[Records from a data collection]
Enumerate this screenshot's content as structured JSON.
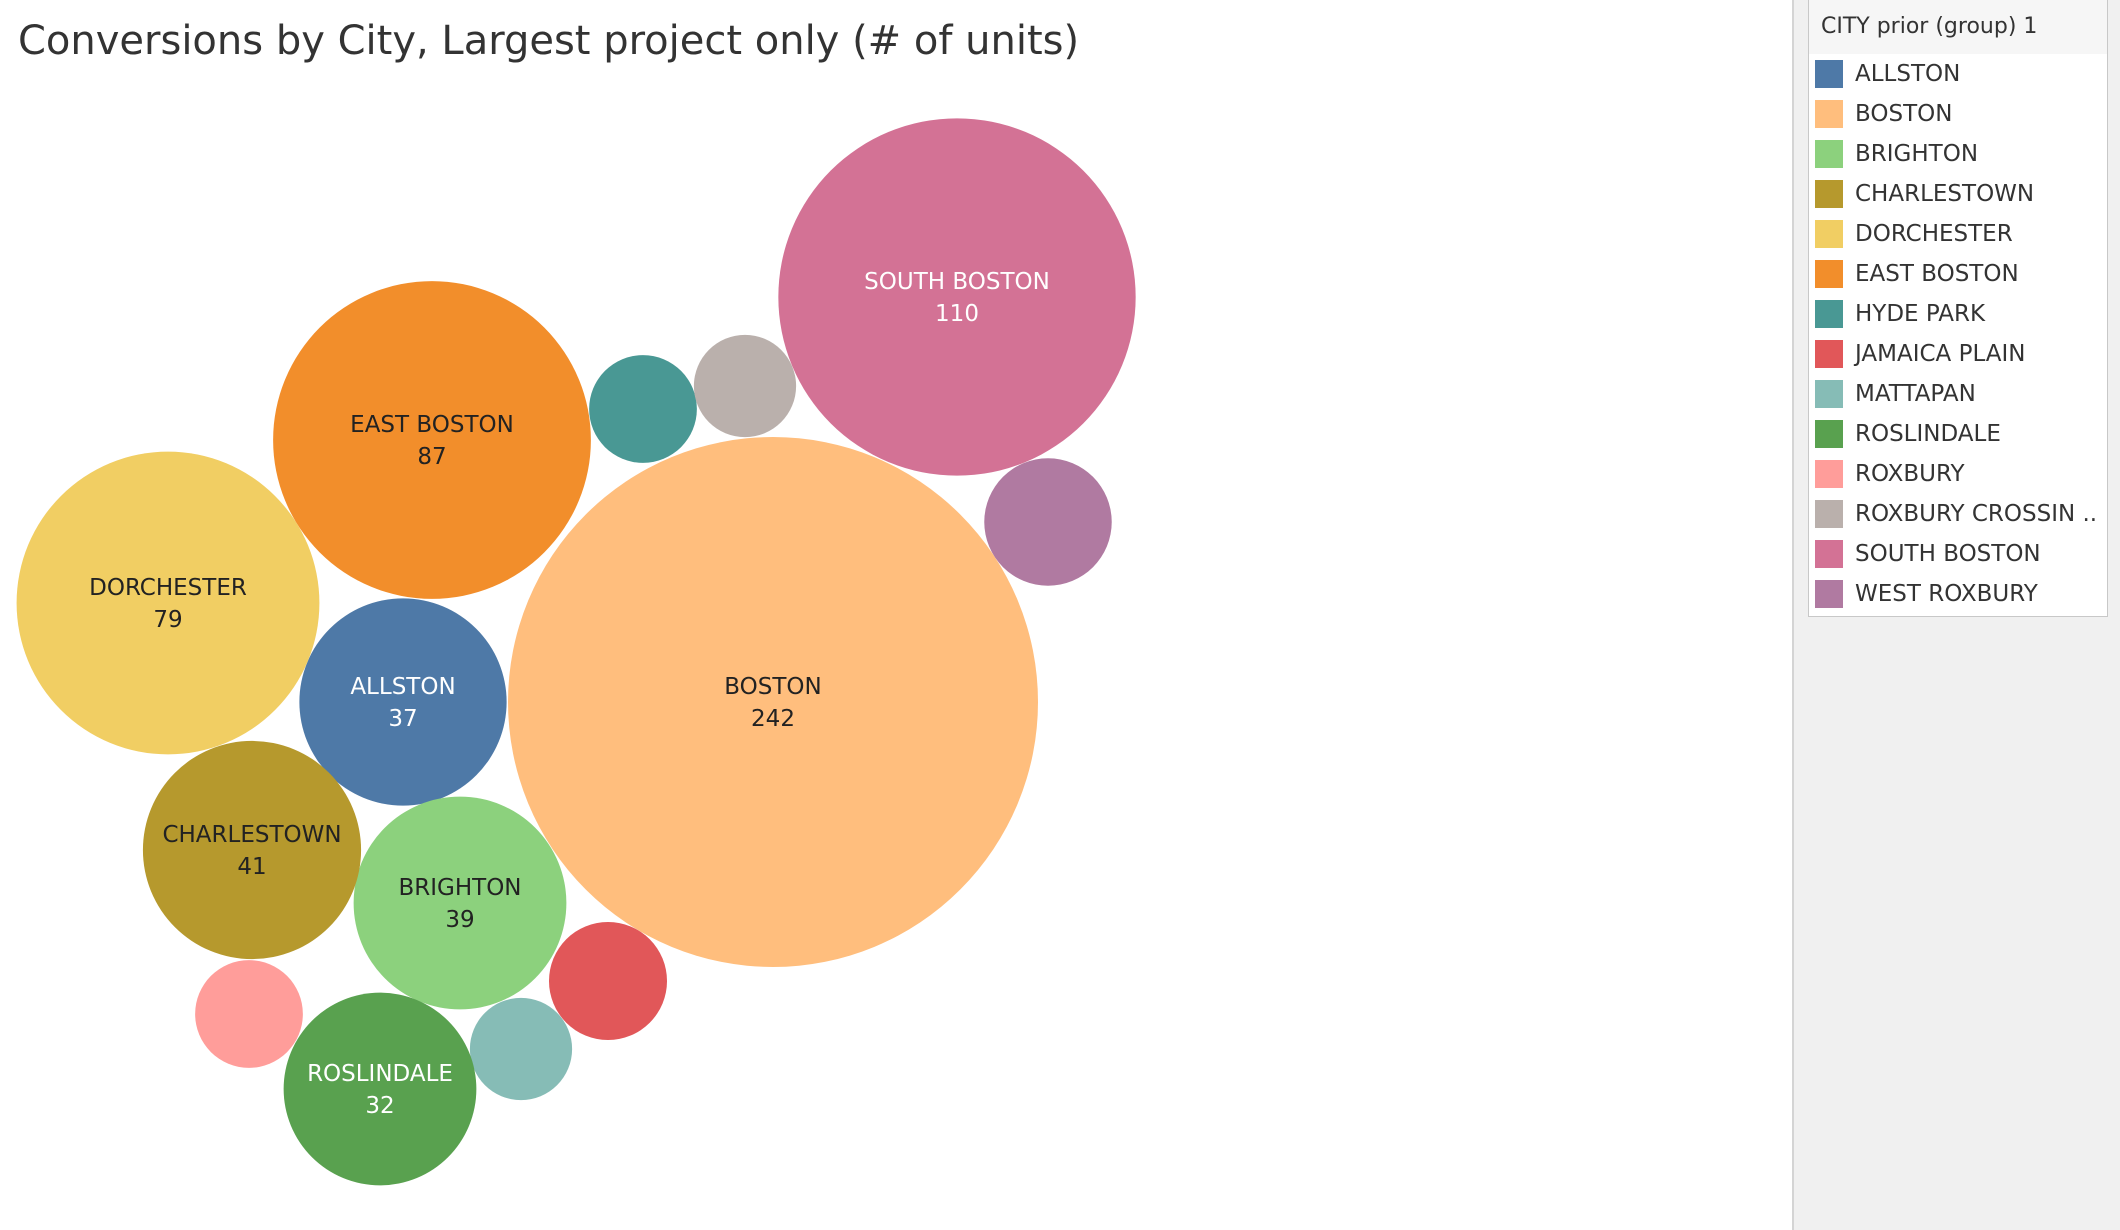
{
  "chart_data": {
    "type": "bubble",
    "title": "Conversions by City, Largest project only (# of units)",
    "legend_title": "CITY prior (group) 1",
    "legend_position": "right",
    "categories": [
      "ALLSTON",
      "BOSTON",
      "BRIGHTON",
      "CHARLESTOWN",
      "DORCHESTER",
      "EAST BOSTON",
      "HYDE PARK",
      "JAMAICA PLAIN",
      "MATTAPAN",
      "ROSLINDALE",
      "ROXBURY",
      "ROXBURY CROSSIN ..",
      "SOUTH BOSTON",
      "WEST ROXBURY"
    ],
    "bubbles": [
      {
        "name": "ALLSTON",
        "value": 37,
        "value_label": "37",
        "color": "#4E79A7",
        "text_color": "#ffffff",
        "labeled": true
      },
      {
        "name": "BOSTON",
        "value": 242,
        "value_label": "242",
        "color": "#FFBE7D",
        "text_color": "#222222",
        "labeled": true
      },
      {
        "name": "BRIGHTON",
        "value": 39,
        "value_label": "39",
        "color": "#8CD17D",
        "text_color": "#222222",
        "labeled": true
      },
      {
        "name": "CHARLESTOWN",
        "value": 41,
        "value_label": "41",
        "color": "#B6992D",
        "text_color": "#222222",
        "labeled": true
      },
      {
        "name": "DORCHESTER",
        "value": 79,
        "value_label": "79",
        "color": "#F1CE63",
        "text_color": "#222222",
        "labeled": true
      },
      {
        "name": "EAST BOSTON",
        "value": 87,
        "value_label": "87",
        "color": "#F28E2B",
        "text_color": "#222222",
        "labeled": true
      },
      {
        "name": "HYDE PARK",
        "value": 10,
        "color": "#499894",
        "text_color": "#ffffff",
        "labeled": false
      },
      {
        "name": "JAMAICA PLAIN",
        "value": 12,
        "color": "#E15759",
        "text_color": "#ffffff",
        "labeled": false
      },
      {
        "name": "MATTAPAN",
        "value": 9,
        "color": "#86BCB6",
        "text_color": "#ffffff",
        "labeled": false
      },
      {
        "name": "ROSLINDALE",
        "value": 32,
        "value_label": "32",
        "color": "#59A14F",
        "text_color": "#ffffff",
        "labeled": true
      },
      {
        "name": "ROXBURY",
        "value": 10,
        "color": "#FF9D9A",
        "text_color": "#ffffff",
        "labeled": false
      },
      {
        "name": "ROXBURY CROSSIN ..",
        "value": 9,
        "color": "#BAB0AC",
        "text_color": "#ffffff",
        "labeled": false
      },
      {
        "name": "SOUTH BOSTON",
        "value": 110,
        "value_label": "110",
        "color": "#D37295",
        "text_color": "#ffffff",
        "labeled": true
      },
      {
        "name": "WEST ROXBURY",
        "value": 14,
        "color": "#B07AA1",
        "text_color": "#ffffff",
        "labeled": false
      }
    ]
  }
}
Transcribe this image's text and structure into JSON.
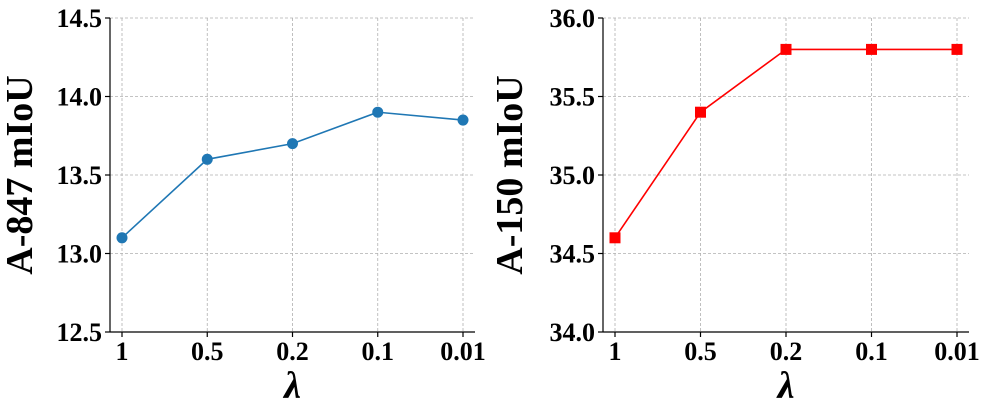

Task brief: Repeat the data exactly in full, omitting its pictures.

Written response:
Enumerate this screenshot's content as structured JSON.
{
  "chart_data": {
    "type": "bubble",
    "title": "Conversions by City, Largest project only (# of units)",
    "legend_title": "CITY prior (group) 1",
    "legend_position": "right",
    "categories": [
      "ALLSTON",
      "BOSTON",
      "BRIGHTON",
      "CHARLESTOWN",
      "DORCHESTER",
      "EAST BOSTON",
      "HYDE PARK",
      "JAMAICA PLAIN",
      "MATTAPAN",
      "ROSLINDALE",
      "ROXBURY",
      "ROXBURY CROSSIN ..",
      "SOUTH BOSTON",
      "WEST ROXBURY"
    ],
    "bubbles": [
      {
        "name": "ALLSTON",
        "value": 37,
        "value_label": "37",
        "color": "#4E79A7",
        "text_color": "#ffffff",
        "labeled": true
      },
      {
        "name": "BOSTON",
        "value": 242,
        "value_label": "242",
        "color": "#FFBE7D",
        "text_color": "#222222",
        "labeled": true
      },
      {
        "name": "BRIGHTON",
        "value": 39,
        "value_label": "39",
        "color": "#8CD17D",
        "text_color": "#222222",
        "labeled": true
      },
      {
        "name": "CHARLESTOWN",
        "value": 41,
        "value_label": "41",
        "color": "#B6992D",
        "text_color": "#222222",
        "labeled": true
      },
      {
        "name": "DORCHESTER",
        "value": 79,
        "value_label": "79",
        "color": "#F1CE63",
        "text_color": "#222222",
        "labeled": true
      },
      {
        "name": "EAST BOSTON",
        "value": 87,
        "value_label": "87",
        "color": "#F28E2B",
        "text_color": "#222222",
        "labeled": true
      },
      {
        "name": "HYDE PARK",
        "value": 10,
        "color": "#499894",
        "text_color": "#ffffff",
        "labeled": false
      },
      {
        "name": "JAMAICA PLAIN",
        "value": 12,
        "color": "#E15759",
        "text_color": "#ffffff",
        "labeled": false
      },
      {
        "name": "MATTAPAN",
        "value": 9,
        "color": "#86BCB6",
        "text_color": "#ffffff",
        "labeled": false
      },
      {
        "name": "ROSLINDALE",
        "value": 32,
        "value_label": "32",
        "color": "#59A14F",
        "text_color": "#ffffff",
        "labeled": true
      },
      {
        "name": "ROXBURY",
        "value": 10,
        "color": "#FF9D9A",
        "text_color": "#ffffff",
        "labeled": false
      },
      {
        "name": "ROXBURY CROSSIN ..",
        "value": 9,
        "color": "#BAB0AC",
        "text_color": "#ffffff",
        "labeled": false
      },
      {
        "name": "SOUTH BOSTON",
        "value": 110,
        "value_label": "110",
        "color": "#D37295",
        "text_color": "#ffffff",
        "labeled": true
      },
      {
        "name": "WEST ROXBURY",
        "value": 14,
        "color": "#B07AA1",
        "text_color": "#ffffff",
        "labeled": false
      }
    ]
  }
}
Transcribe this image's text and structure into JSON.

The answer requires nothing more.